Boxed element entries
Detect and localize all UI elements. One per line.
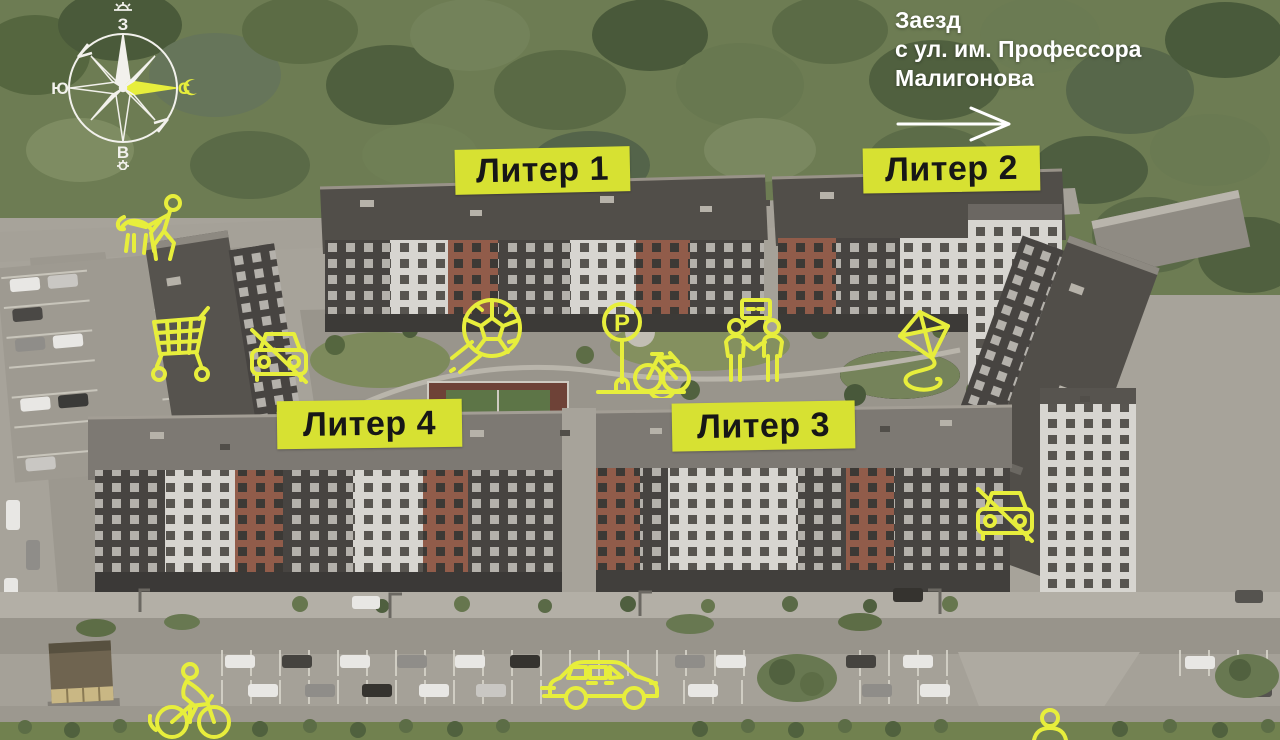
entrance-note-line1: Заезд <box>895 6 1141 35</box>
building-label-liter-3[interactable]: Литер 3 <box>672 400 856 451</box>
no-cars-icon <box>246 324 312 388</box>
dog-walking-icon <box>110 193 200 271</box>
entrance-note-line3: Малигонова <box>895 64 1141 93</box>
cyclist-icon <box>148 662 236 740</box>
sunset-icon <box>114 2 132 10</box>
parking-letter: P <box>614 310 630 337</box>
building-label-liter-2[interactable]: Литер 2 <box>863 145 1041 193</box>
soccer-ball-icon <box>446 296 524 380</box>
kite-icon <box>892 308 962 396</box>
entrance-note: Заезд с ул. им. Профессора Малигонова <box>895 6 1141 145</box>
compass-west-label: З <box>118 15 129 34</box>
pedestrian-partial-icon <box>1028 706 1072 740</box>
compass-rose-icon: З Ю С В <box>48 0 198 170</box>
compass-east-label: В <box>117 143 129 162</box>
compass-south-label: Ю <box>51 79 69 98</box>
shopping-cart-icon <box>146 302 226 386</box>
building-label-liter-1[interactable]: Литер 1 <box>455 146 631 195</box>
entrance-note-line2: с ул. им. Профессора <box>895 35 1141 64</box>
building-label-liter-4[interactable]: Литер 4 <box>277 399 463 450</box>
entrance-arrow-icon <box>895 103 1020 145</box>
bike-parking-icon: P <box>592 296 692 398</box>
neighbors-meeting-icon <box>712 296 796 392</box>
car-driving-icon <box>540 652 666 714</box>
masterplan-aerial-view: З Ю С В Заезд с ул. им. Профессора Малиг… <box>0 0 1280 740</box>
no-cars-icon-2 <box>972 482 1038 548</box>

* * *

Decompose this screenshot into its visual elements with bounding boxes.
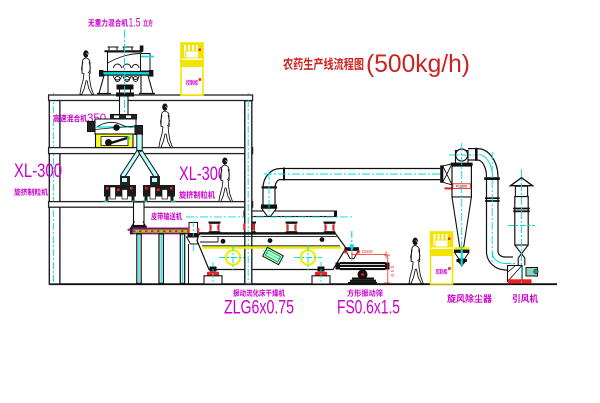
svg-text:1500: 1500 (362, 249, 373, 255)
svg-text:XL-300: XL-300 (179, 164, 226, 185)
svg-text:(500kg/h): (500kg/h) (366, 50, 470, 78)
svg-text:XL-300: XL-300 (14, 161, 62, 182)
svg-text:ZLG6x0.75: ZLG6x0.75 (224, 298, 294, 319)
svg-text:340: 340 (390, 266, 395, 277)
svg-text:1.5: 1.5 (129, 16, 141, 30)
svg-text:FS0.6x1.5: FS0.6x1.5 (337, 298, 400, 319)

==

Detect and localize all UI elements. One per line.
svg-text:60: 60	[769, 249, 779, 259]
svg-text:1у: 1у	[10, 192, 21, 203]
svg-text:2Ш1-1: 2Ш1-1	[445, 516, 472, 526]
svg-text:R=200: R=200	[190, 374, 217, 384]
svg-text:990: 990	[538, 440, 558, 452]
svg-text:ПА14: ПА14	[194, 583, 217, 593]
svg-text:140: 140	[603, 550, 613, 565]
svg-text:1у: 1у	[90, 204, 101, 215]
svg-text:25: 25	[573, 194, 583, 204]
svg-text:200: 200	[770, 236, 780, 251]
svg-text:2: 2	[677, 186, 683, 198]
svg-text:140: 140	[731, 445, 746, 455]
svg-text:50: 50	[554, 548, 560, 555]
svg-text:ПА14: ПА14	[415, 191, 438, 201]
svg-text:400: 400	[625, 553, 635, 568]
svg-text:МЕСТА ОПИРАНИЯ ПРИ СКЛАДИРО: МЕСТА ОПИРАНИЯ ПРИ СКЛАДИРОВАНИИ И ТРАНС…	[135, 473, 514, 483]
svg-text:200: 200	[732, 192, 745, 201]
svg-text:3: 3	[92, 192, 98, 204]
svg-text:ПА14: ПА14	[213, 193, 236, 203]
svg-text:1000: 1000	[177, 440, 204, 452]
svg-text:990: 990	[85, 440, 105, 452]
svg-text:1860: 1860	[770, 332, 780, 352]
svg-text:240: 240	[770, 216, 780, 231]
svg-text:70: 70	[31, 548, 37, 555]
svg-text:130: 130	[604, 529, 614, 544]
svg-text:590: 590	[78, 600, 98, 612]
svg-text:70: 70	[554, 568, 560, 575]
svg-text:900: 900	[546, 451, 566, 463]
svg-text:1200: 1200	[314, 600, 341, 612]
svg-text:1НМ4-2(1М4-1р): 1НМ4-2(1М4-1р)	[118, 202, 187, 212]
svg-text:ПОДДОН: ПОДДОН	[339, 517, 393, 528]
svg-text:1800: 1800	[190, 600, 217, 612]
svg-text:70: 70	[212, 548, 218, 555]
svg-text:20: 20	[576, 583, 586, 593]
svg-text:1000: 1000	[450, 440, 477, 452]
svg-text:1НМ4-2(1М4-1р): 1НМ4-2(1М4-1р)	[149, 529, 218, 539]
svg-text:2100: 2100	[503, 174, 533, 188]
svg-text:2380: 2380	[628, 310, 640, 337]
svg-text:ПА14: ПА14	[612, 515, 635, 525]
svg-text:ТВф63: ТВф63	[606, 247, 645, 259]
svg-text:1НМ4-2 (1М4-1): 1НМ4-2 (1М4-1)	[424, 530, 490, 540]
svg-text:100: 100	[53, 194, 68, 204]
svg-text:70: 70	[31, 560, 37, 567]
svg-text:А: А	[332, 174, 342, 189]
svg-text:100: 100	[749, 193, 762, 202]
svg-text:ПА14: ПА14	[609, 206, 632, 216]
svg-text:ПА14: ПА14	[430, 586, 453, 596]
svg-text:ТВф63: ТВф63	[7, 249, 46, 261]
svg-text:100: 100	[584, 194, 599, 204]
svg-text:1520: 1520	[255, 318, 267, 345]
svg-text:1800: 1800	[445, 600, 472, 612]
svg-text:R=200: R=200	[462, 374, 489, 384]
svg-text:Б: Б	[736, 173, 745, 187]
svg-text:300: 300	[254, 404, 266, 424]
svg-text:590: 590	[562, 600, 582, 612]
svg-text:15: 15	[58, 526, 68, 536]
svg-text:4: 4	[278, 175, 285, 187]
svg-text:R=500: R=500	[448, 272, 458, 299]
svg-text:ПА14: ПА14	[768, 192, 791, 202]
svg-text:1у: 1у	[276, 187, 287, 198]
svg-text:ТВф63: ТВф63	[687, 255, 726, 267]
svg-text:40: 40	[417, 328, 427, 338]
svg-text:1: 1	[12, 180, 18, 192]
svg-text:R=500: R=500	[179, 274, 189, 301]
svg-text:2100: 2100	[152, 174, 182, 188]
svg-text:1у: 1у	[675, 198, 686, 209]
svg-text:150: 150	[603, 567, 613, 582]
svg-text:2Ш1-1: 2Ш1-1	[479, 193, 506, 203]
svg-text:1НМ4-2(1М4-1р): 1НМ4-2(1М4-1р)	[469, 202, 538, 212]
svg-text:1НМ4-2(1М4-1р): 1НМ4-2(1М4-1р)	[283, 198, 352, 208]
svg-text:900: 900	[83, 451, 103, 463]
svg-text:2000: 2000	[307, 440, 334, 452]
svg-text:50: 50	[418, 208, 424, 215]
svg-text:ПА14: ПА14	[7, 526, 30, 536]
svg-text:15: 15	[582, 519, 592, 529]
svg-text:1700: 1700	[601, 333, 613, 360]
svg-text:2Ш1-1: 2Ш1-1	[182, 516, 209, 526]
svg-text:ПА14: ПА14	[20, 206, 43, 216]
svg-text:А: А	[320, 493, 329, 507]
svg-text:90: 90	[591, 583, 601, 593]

**Objective:**
Count the lines of the data above that contain the string "interactable", with case counting, and give only the number.

**Output:**
4